FRAGMENT →
„Któż jak Bóg”

Święto Policji

    Nowy tydzień zacząłem na kolanach z prośbą do Matki Bożej o ochronę żony i jej pocieszenie, bo niespodziewanie przyjeżdża do nas wnuczek. Z włączonego radia popłynęła transmisja Mszy św. ze słowami o ucieczce Izraelitów z Egiptu (Wj 14, 5-9a. 10-18)...po 430 latach niewoli.

   Doznałem wstrząsu przy słowach o ich ocaleniu, bo Pan Bóg zawsze dotrzymuje słowa. Faraon wpadł w panikę i ruszył w pogoń (sześćset rydwanów z dzielnymi wojownikami). Dogonił Izraelitów nad Morzem Czerwonym, a wielu wyprowadzonych z niewoli miało wątpliwości, bo było im dobrze i woleliby dalej służyć niż teraz zginąć na pustyni.

   Pan zalecił, aby ruszyli w drogę, a Mojżesz ma rozdzielić morze laską. Tak została ukazana Moc Boga naszego. Popłynęła też pieśń: „Pan jest mocą swojego ludu...moją mocą jest Pan, On jest moim Bogiem nie jestem sam”.

   U nas też wielu przyzwyczaiło się do zniewolenia (towarzysze „kasy i pracy”). Spodobały im się cacka (biżuteria), hajs, sława w mediach luftów i dworaków z pańskim życiem i krzywdzeniem „tych, co nie z nami”...

   Teraz, gdy edytuję ten zapis przed nami też jest Morze Czerwone (opozycja totalna), a z UE pędzą rydwany wyborowych znawców wojny hybrydowej. Całkiem zapomniano, że Pan Jezus jest naszym Królem, a wielu woła do Boga Ojca o ocalenie ojczyzny.

    Natomiast za czasów Zbawiciela było podobne przewrotne i wiarołomne plemię, które żądało znaku. Wrogowie mojej ojczyźnie epatują nas wypowiedziami ekspertów oraz młodzieży (resortowych dzieci)...wskrzesza się upiory (Komorowski, Balcerowicz) z bajkami o spontaniczności mailingu z całego świata o tej samej treści: „Precz z Kaczorem”.

    Nie planowałem Mszy św. porannej, ale - po wysłuchaniu wstrząsających słów o mocy Boga -  wiedziałem, że to było zaproszenie na spotkanie z Panem Jezusem. Podziękowałem po wejściu do świątyni z kilkoma wiernymi...w tym trzema osobami towarzyszącymi, bo dzisiaj jest święto policji. Co ja mam do tego?

WYODRĘBNIONE DANE →

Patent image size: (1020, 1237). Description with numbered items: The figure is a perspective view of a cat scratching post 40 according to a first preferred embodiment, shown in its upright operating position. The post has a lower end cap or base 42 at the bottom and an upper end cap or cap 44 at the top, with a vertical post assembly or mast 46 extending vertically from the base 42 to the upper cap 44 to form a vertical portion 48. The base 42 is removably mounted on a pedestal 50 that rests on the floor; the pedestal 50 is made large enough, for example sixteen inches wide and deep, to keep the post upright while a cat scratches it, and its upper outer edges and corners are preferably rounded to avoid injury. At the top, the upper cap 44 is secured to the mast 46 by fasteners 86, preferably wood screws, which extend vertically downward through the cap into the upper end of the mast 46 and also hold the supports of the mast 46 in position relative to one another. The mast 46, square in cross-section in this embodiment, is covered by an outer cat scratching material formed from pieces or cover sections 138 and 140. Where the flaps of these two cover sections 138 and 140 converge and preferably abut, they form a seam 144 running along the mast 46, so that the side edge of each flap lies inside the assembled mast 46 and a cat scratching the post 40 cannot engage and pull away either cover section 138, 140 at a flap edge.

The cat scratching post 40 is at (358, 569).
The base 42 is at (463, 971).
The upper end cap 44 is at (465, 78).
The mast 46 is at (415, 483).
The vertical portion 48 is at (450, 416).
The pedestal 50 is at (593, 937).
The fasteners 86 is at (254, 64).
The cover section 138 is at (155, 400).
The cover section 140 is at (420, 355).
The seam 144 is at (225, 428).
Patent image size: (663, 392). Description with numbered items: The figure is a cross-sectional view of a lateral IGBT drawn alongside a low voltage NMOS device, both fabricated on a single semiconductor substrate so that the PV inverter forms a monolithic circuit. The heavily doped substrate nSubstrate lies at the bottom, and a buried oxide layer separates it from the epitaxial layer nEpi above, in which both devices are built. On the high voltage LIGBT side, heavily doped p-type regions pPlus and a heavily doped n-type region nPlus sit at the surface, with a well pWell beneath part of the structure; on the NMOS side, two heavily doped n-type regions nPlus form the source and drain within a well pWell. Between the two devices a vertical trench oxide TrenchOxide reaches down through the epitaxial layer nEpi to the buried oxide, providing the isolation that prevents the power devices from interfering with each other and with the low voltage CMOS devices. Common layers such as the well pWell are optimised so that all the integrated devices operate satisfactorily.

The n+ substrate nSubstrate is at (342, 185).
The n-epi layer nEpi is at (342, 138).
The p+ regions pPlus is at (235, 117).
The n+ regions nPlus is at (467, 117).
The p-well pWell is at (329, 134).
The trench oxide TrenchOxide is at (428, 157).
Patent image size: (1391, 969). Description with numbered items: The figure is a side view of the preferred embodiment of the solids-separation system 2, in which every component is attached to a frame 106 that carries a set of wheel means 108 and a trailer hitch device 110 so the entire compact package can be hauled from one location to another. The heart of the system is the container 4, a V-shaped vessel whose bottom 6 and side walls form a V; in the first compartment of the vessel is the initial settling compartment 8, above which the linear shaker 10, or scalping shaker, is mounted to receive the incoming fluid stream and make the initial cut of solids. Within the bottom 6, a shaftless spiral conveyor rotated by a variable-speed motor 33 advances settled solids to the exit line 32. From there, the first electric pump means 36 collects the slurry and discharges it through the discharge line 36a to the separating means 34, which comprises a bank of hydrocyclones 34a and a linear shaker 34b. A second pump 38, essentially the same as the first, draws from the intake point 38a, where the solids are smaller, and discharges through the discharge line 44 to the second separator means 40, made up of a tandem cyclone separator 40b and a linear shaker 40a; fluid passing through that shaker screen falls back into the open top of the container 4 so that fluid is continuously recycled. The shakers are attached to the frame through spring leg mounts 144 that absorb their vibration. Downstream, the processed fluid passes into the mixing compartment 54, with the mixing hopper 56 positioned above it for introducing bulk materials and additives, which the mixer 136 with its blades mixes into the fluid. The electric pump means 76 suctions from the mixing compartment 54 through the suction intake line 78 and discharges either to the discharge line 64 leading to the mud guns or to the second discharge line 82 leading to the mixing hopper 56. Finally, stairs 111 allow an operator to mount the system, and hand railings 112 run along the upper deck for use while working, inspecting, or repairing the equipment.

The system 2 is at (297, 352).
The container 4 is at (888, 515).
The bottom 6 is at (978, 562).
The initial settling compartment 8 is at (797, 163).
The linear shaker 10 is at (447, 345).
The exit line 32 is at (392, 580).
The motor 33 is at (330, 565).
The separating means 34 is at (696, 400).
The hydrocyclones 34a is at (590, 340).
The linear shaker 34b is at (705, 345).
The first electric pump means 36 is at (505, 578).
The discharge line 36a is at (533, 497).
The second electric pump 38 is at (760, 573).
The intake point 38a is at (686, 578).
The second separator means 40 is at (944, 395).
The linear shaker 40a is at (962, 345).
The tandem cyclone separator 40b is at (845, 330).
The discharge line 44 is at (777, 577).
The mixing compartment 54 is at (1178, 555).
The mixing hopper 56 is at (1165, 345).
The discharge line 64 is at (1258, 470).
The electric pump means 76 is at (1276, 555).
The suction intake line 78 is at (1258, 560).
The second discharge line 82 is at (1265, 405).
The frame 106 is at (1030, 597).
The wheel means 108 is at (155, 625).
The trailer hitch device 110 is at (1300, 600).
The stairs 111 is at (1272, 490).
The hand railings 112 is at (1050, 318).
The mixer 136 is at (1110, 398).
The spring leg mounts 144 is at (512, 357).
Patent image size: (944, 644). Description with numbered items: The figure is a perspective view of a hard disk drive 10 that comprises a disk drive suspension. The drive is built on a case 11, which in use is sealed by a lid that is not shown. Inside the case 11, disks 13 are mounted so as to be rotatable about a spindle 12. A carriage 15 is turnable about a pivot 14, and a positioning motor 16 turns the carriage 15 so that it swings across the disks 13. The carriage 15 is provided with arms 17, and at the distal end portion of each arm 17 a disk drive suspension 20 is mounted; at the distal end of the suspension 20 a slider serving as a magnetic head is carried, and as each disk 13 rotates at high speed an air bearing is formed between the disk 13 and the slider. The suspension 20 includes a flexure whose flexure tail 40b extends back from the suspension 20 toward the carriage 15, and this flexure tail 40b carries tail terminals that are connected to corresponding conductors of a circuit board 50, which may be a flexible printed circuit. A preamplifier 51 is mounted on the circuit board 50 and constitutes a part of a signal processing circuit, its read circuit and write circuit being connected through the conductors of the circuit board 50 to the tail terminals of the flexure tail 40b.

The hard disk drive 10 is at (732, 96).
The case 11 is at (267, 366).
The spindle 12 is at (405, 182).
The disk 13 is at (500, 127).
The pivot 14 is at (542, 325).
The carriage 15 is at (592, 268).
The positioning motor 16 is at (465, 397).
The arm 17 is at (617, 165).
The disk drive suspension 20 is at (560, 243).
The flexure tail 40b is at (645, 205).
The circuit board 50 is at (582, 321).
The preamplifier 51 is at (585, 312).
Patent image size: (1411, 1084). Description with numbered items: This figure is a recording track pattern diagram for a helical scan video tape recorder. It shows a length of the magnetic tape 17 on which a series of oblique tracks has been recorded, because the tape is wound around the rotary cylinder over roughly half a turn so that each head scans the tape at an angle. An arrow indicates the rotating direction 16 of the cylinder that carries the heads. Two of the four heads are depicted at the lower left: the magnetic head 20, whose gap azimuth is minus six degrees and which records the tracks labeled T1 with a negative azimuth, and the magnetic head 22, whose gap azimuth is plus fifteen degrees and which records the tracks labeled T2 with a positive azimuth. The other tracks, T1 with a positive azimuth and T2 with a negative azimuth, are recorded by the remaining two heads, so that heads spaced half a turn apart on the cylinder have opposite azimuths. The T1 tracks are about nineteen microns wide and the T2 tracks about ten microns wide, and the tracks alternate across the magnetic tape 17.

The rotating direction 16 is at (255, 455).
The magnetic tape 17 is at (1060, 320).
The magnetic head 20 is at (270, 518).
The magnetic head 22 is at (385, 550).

ZADANIE 1 →
Odpowiedz krótko na pytania do wpisu o Święcie Policji:
(a) Po ilu latach niewoli Izraelici uciekli z Egiptu?
(b) Ile rydwanów wyruszyło z faraonem w pogoń?
(c) Co autor nazywa Morzem Czerwonym, które stoi dziś przed nami?
ZADANIE 2 →
Jak streścić wpis o Święcie Policji w dwóch zdaniach?
ZADANIE 3 →
Czy możesz rozwinąć wpis o Święcie Policji kilkoma zdaniami, zaczynając od miejsca, w którym się kończy?

WYNIK KOŃCOWY 1 →
(a) Po 430 latach.
(b) Sześćset.
(c) Opozycję totalną.

WYNIK KOŃCOWY 2 →
Autor usłyszał w radiu transmisję Mszy św. z czytaniem o ucieczce Izraelitów z Egiptu i rozdzieleniu morza laską Mojżesza. Wstrząśnięty słowami o mocy Boga, uznał je za zaproszenie na poranną Mszę św., a w czytaniu widzi obraz ojczyzny, w której wielu przyzwyczaiło się do zniewolenia, a przed nami stoi Morze Czerwone opozycji totalnej.

WYNIK KOŃCOWY 3 →
   Eucharystia ułożyła się w węzełek...jak dla żniwiarza, ale na roli Bożej. Udało się edytować pięć zapisów (stronę). Na Onet.pl była dyskusja o wecie prezydenta. Nawet pochwalił go hierarcha naszego kościoła. Dałem tam komentarz.

  << W Kościele katolickim istnieje hierarchia, a demokracja jest niezgodna z naszą wiarą. Większość przegłosuje aborcję (pod naporem czarnego protestu) i zezwalamy na ludobójstwo. Służysz Bogu lub Przeciwnikowi. Nie ma innych możliwości.

   Wyjściem jest podzielenie naszej ojczyzny na RP Katolicką i RP Pogańską ("róbta, co chceta", bo Tam Nic Nie Ma)...>>

    Zobacz jak różne są przeżycia tej samej Mszy św. Rano płakałem podczas czytań, a na Mszy św. wieczornej byłem pusty. Podczas litanii do Krwi Pana Jezusa wołałem za różnego typu władzę. Na Sejmowej Komisji Sprawiedliwości Ryszard Petru zabrał mikrofon przewodniczącemu, bo „kto ma mikrofon ten ma władzę”. Ja zapoznałem się z tymi metodami - podczas napadu przez kolegów w białych fartuchach - reprezentujących władzę samorządu zawodu zaufania społecznego.

   Natomiast Grzegorz Schetyna zapowiedział, że będzie ponowna próba przejęcia władzy (pucz), bo poprzedni nie udał się. Pan Grzesio nadaje się na celkowego (starszego celi) do której powinni trafić ci, którzy ograbili Polaków (z forsy, mieszkań, itd.). Może ich przebadać koleżanka Ewa Kopacz...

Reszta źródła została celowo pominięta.